━━━ Entries provided
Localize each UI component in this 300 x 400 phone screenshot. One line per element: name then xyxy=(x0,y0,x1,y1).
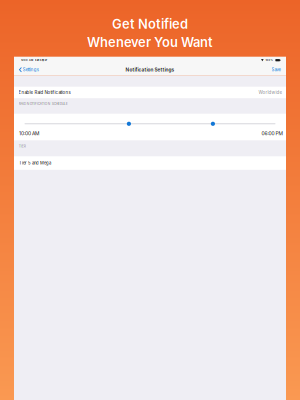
staticText: Worldwide xyxy=(258,90,282,95)
button[interactable]: Save xyxy=(266,64,286,76)
button[interactable]: Settings xyxy=(14,64,44,76)
staticText: 12:00 AM xyxy=(21,59,33,62)
button[interactable]: Tier 5 and Mega xyxy=(14,156,286,170)
staticText: Enable Raid Notifications xyxy=(18,90,70,95)
staticText: Save xyxy=(272,67,280,72)
staticText: Get Notified xyxy=(112,16,188,32)
staticText: RAID NOTIFICATION SCHEDULE xyxy=(19,102,68,106)
button[interactable]: Enable Raid Notifications xyxy=(14,87,286,98)
staticText: 100% xyxy=(266,59,273,62)
staticText: Tier 5 and Mega xyxy=(19,160,51,166)
staticText: Settings xyxy=(23,67,39,72)
staticText: Sun Sep 27 xyxy=(35,59,47,62)
staticText: TIER xyxy=(19,144,26,148)
staticText: Whenever You Want xyxy=(87,34,213,50)
staticText: Notification Settings xyxy=(126,67,174,73)
staticText: 10:00 AM xyxy=(19,131,39,137)
staticText: 06:00 PM xyxy=(262,131,282,137)
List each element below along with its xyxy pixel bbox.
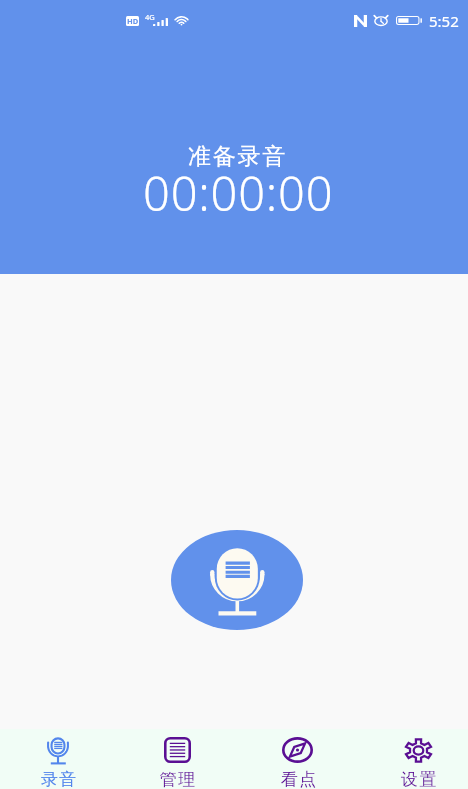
━━━━━━
[Goal of the exercise] Reproduce the data word for word, starting at its first line and ending at the line containing "staticText: Enable Raid", and leave out the pictures.

[Answer below]
Localize each UI component in this 300 x 400 phone screenshot. One line per element: name then xyxy=(x0,y0,x1,y1).
staticText: Worldwide xyxy=(258,90,282,95)
button[interactable]: Save xyxy=(266,64,286,76)
button[interactable]: Settings xyxy=(14,64,44,76)
staticText: 12:00 AM xyxy=(21,59,33,62)
button[interactable]: Tier 5 and Mega xyxy=(14,156,286,170)
staticText: Enable Raid Notifications xyxy=(18,90,70,95)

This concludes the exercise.